Short exercise = Give back every line exactly as it appears, pictures excluded.

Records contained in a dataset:
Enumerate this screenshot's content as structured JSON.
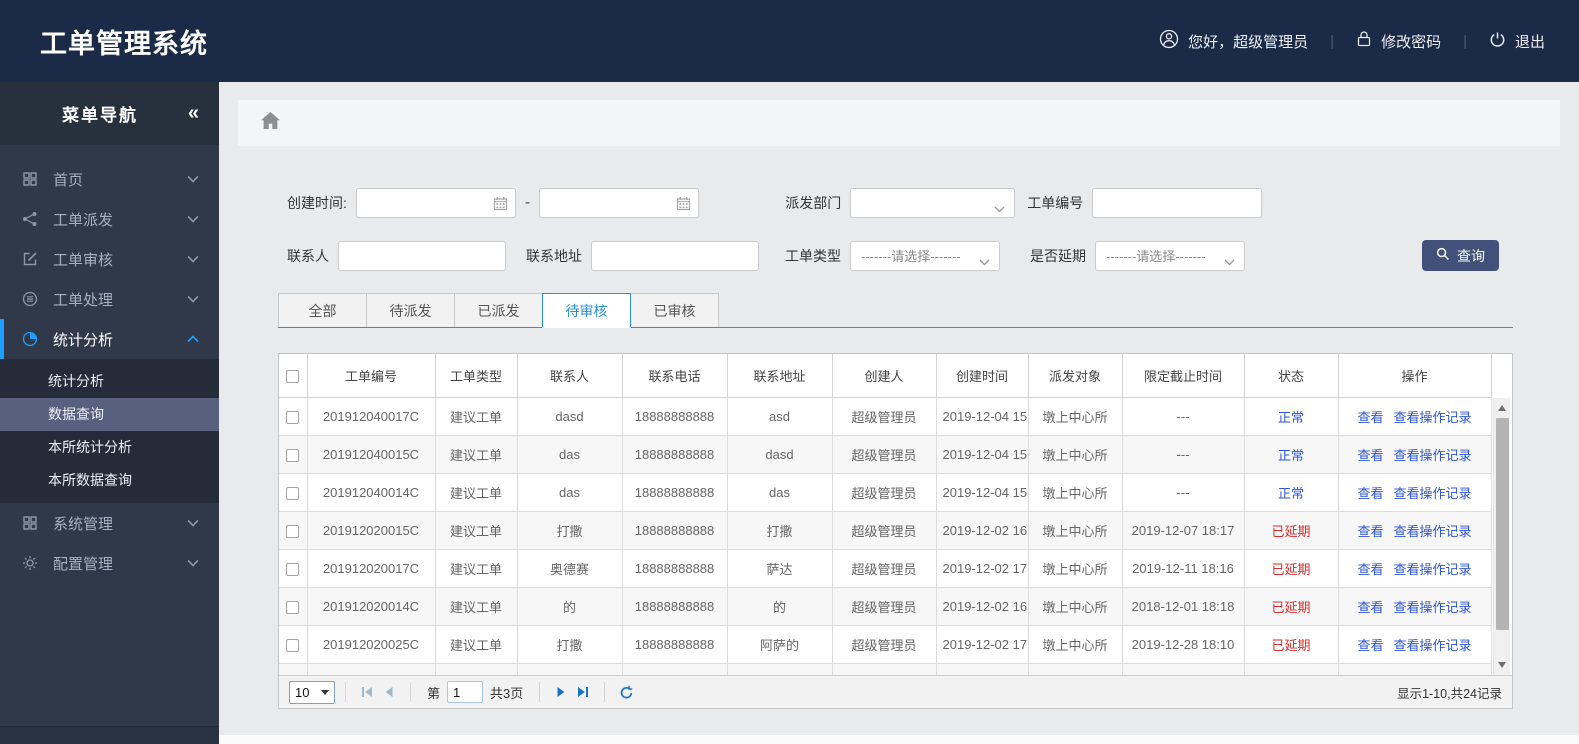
{
  "colors": {
    "header_bg": "#1b2a46",
    "sidebar_bg": "#30394a",
    "accent_blue": "#1e9fff",
    "tab_blue": "#2a91d8",
    "link_blue": "#2d55d9",
    "status_normal_color": "#2d55d9",
    "status_delayed_color": "#df2a2a",
    "search_button_bg": "#415179"
  },
  "header": {
    "title": "工单管理系统",
    "greeting": "您好，超级管理员",
    "change_password": "修改密码",
    "logout": "退出"
  },
  "sidebar": {
    "title": "菜单导航",
    "collapse_icon": "«",
    "items": [
      {
        "label": "首页",
        "icon": "grid-icon"
      },
      {
        "label": "工单派发",
        "icon": "share-icon"
      },
      {
        "label": "工单审核",
        "icon": "edit-icon"
      },
      {
        "label": "工单处理",
        "icon": "process-icon"
      },
      {
        "label": "统计分析",
        "icon": "pie-icon",
        "expanded": true,
        "children": [
          {
            "label": "统计分析"
          },
          {
            "label": "数据查询",
            "selected": true
          },
          {
            "label": "本所统计分析"
          },
          {
            "label": "本所数据查询"
          }
        ]
      },
      {
        "label": "系统管理",
        "icon": "grid-icon"
      },
      {
        "label": "配置管理",
        "icon": "gear-icon"
      }
    ]
  },
  "filters": {
    "created_time_label": "创建时间:",
    "range_separator": "-",
    "dispatch_dept_label": "派发部门",
    "order_no_label": "工单编号",
    "contact_label": "联系人",
    "address_label": "联系地址",
    "order_type_label": "工单类型",
    "delay_label": "是否延期",
    "select_placeholder": "-------请选择-------",
    "search_button": "查询"
  },
  "tabs": [
    {
      "label": "全部"
    },
    {
      "label": "待派发"
    },
    {
      "label": "已派发"
    },
    {
      "label": "待审核",
      "active": true
    },
    {
      "label": "已审核"
    }
  ],
  "table": {
    "columns": [
      "工单编号",
      "工单类型",
      "联系人",
      "联系电话",
      "联系地址",
      "创建人",
      "创建时间",
      "派发对象",
      "限定截止时间",
      "状态",
      "操作"
    ],
    "actions": {
      "view": "查看",
      "view_log": "查看操作记录"
    },
    "rows": [
      {
        "order_no": "201912040017C",
        "type": "建议工单",
        "contact": "dasd",
        "phone": "18888888888",
        "address": "asd",
        "creator": "超级管理员",
        "created": "2019-12-04 15",
        "target": "墩上中心所",
        "deadline": "---",
        "status": "正常"
      },
      {
        "order_no": "201912040015C",
        "type": "建议工单",
        "contact": "das",
        "phone": "18888888888",
        "address": "dasd",
        "creator": "超级管理员",
        "created": "2019-12-04 15",
        "target": "墩上中心所",
        "deadline": "---",
        "status": "正常"
      },
      {
        "order_no": "201912040014C",
        "type": "建议工单",
        "contact": "das",
        "phone": "18888888888",
        "address": "das",
        "creator": "超级管理员",
        "created": "2019-12-04 15",
        "target": "墩上中心所",
        "deadline": "---",
        "status": "正常"
      },
      {
        "order_no": "201912020015C",
        "type": "建议工单",
        "contact": "打撒",
        "phone": "18888888888",
        "address": "打撒",
        "creator": "超级管理员",
        "created": "2019-12-02 16",
        "target": "墩上中心所",
        "deadline": "2019-12-07 18:17",
        "status": "已延期"
      },
      {
        "order_no": "201912020017C",
        "type": "建议工单",
        "contact": "奥德赛",
        "phone": "18888888888",
        "address": "萨达",
        "creator": "超级管理员",
        "created": "2019-12-02 17",
        "target": "墩上中心所",
        "deadline": "2019-12-11 18:16",
        "status": "已延期"
      },
      {
        "order_no": "201912020014C",
        "type": "建议工单",
        "contact": "的",
        "phone": "18888888888",
        "address": "的",
        "creator": "超级管理员",
        "created": "2019-12-02 16",
        "target": "墩上中心所",
        "deadline": "2018-12-01 18:18",
        "status": "已延期"
      },
      {
        "order_no": "201912020025C",
        "type": "建议工单",
        "contact": "打撒",
        "phone": "18888888888",
        "address": "阿萨的",
        "creator": "超级管理员",
        "created": "2019-12-02 17",
        "target": "墩上中心所",
        "deadline": "2019-12-28 18:10",
        "status": "已延期"
      }
    ]
  },
  "pager": {
    "page_size": "10",
    "page_prefix": "第",
    "page": "1",
    "total_pages": "共3页",
    "summary": "显示1-10,共24记录"
  }
}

Exercise response =
Enumerate this screenshot's content as structured JSON.
{
  "colors": {
    "header_bg": "#1b2a46",
    "sidebar_bg": "#30394a",
    "accent_blue": "#1e9fff",
    "tab_blue": "#2a91d8",
    "link_blue": "#2d55d9",
    "status_normal_color": "#2d55d9",
    "status_delayed_color": "#df2a2a",
    "search_button_bg": "#415179"
  },
  "header": {
    "title": "工单管理系统",
    "greeting": "您好，超级管理员",
    "change_password": "修改密码",
    "logout": "退出"
  },
  "sidebar": {
    "title": "菜单导航",
    "collapse_icon": "«",
    "items": [
      {
        "label": "首页",
        "icon": "grid-icon"
      },
      {
        "label": "工单派发",
        "icon": "share-icon"
      },
      {
        "label": "工单审核",
        "icon": "edit-icon"
      },
      {
        "label": "工单处理",
        "icon": "process-icon"
      },
      {
        "label": "统计分析",
        "icon": "pie-icon",
        "expanded": true,
        "children": [
          {
            "label": "统计分析"
          },
          {
            "label": "数据查询",
            "selected": true
          },
          {
            "label": "本所统计分析"
          },
          {
            "label": "本所数据查询"
          }
        ]
      },
      {
        "label": "系统管理",
        "icon": "grid-icon"
      },
      {
        "label": "配置管理",
        "icon": "gear-icon"
      }
    ]
  },
  "filters": {
    "created_time_label": "创建时间:",
    "range_separator": "-",
    "dispatch_dept_label": "派发部门",
    "order_no_label": "工单编号",
    "contact_label": "联系人",
    "address_label": "联系地址",
    "order_type_label": "工单类型",
    "delay_label": "是否延期",
    "select_placeholder": "-------请选择-------",
    "search_button": "查询"
  },
  "tabs": [
    {
      "label": "全部"
    },
    {
      "label": "待派发"
    },
    {
      "label": "已派发"
    },
    {
      "label": "待审核",
      "active": true
    },
    {
      "label": "已审核"
    }
  ],
  "table": {
    "columns": [
      "工单编号",
      "工单类型",
      "联系人",
      "联系电话",
      "联系地址",
      "创建人",
      "创建时间",
      "派发对象",
      "限定截止时间",
      "状态",
      "操作"
    ],
    "actions": {
      "view": "查看",
      "view_log": "查看操作记录"
    },
    "rows": [
      {
        "order_no": "201912040017C",
        "type": "建议工单",
        "contact": "dasd",
        "phone": "18888888888",
        "address": "asd",
        "creator": "超级管理员",
        "created": "2019-12-04 15",
        "target": "墩上中心所",
        "deadline": "---",
        "status": "正常"
      },
      {
        "order_no": "201912040015C",
        "type": "建议工单",
        "contact": "das",
        "phone": "18888888888",
        "address": "dasd",
        "creator": "超级管理员",
        "created": "2019-12-04 15",
        "target": "墩上中心所",
        "deadline": "---",
        "status": "正常"
      },
      {
        "order_no": "201912040014C",
        "type": "建议工单",
        "contact": "das",
        "phone": "18888888888",
        "address": "das",
        "creator": "超级管理员",
        "created": "2019-12-04 15",
        "target": "墩上中心所",
        "deadline": "---",
        "status": "正常"
      },
      {
        "order_no": "201912020015C",
        "type": "建议工单",
        "contact": "打撒",
        "phone": "18888888888",
        "address": "打撒",
        "creator": "超级管理员",
        "created": "2019-12-02 16",
        "target": "墩上中心所",
        "deadline": "2019-12-07 18:17",
        "status": "已延期"
      },
      {
        "order_no": "201912020017C",
        "type": "建议工单",
        "contact": "奥德赛",
        "phone": "18888888888",
        "address": "萨达",
        "creator": "超级管理员",
        "created": "2019-12-02 17",
        "target": "墩上中心所",
        "deadline": "2019-12-11 18:16",
        "status": "已延期"
      },
      {
        "order_no": "201912020014C",
        "type": "建议工单",
        "contact": "的",
        "phone": "18888888888",
        "address": "的",
        "creator": "超级管理员",
        "created": "2019-12-02 16",
        "target": "墩上中心所",
        "deadline": "2018-12-01 18:18",
        "status": "已延期"
      },
      {
        "order_no": "201912020025C",
        "type": "建议工单",
        "contact": "打撒",
        "phone": "18888888888",
        "address": "阿萨的",
        "creator": "超级管理员",
        "created": "2019-12-02 17",
        "target": "墩上中心所",
        "deadline": "2019-12-28 18:10",
        "status": "已延期"
      }
    ]
  },
  "pager": {
    "page_size": "10",
    "page_prefix": "第",
    "page": "1",
    "total_pages": "共3页",
    "summary": "显示1-10,共24记录"
  }
}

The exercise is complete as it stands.